■ **Exercise details**
In the by-law text on the General Auditor, the General Auditor is responsible to which body, and through which committee?

──────── Text ────────

The General Auditor shall be responsible, through the Audit Committee, to the
Board of Directors for the determination of the program of the internal audit
function and the evaluation of the adequacy of the system of internal controls.
Subject to the Board of Directors, the General Auditor shall have and may
exercise all the powers and shall perform all the duties usual to such office
and shall have such other powers as may be prescribed or assigned to him from
time to time by the Board of Directors or vested in him by law or by these
By-Laws. He shall perform such other duties and shall make such investigations,
examinations and reports as may be prescribed or required by the Audit


<PAGE>   12


Committee. The General Auditor shall have unrestricted access to all records and
premises of the Company and shall delegate such authority to his subordinates.

──────── Dataset extract ────────

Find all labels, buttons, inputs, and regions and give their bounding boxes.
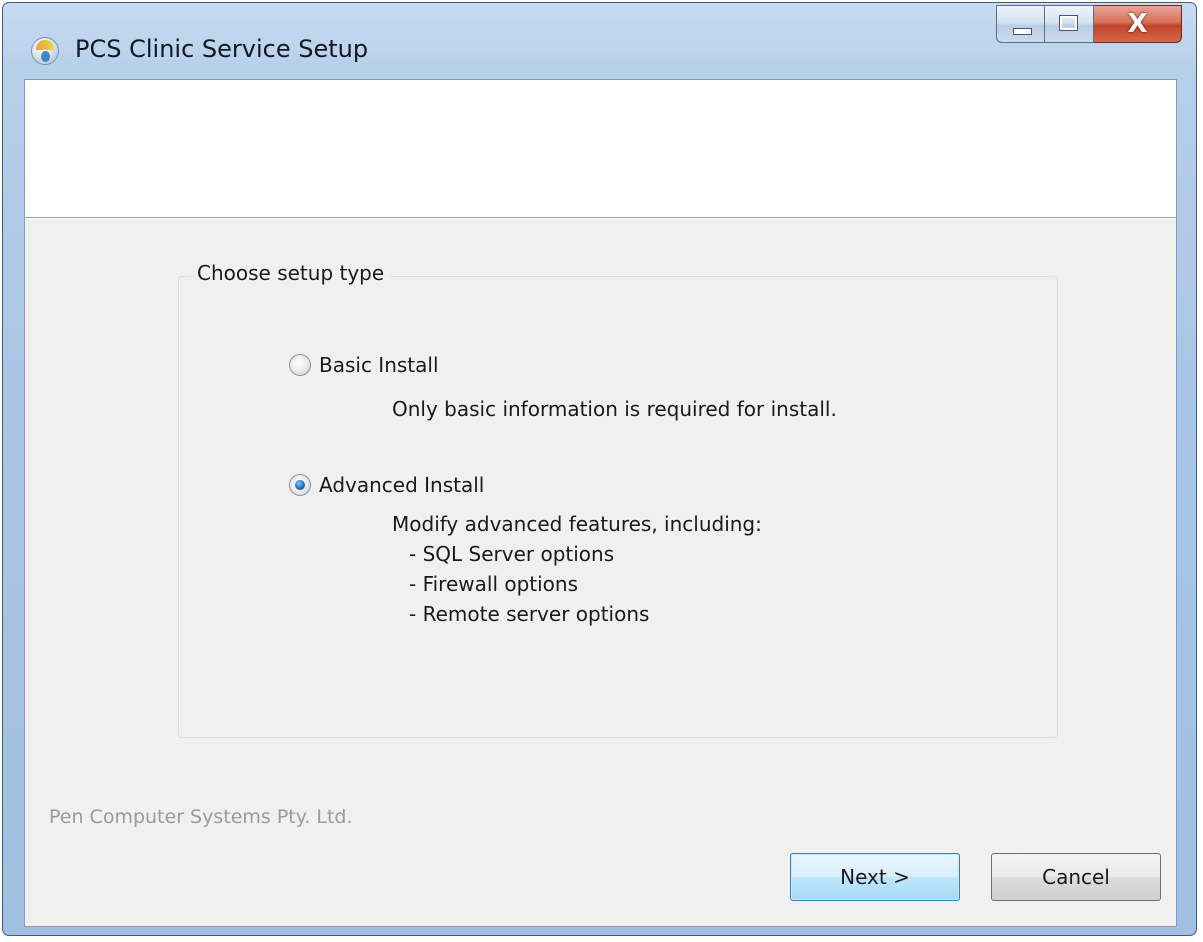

────────

■ **Written answer**
The Board of Directors, through the Audit Committee.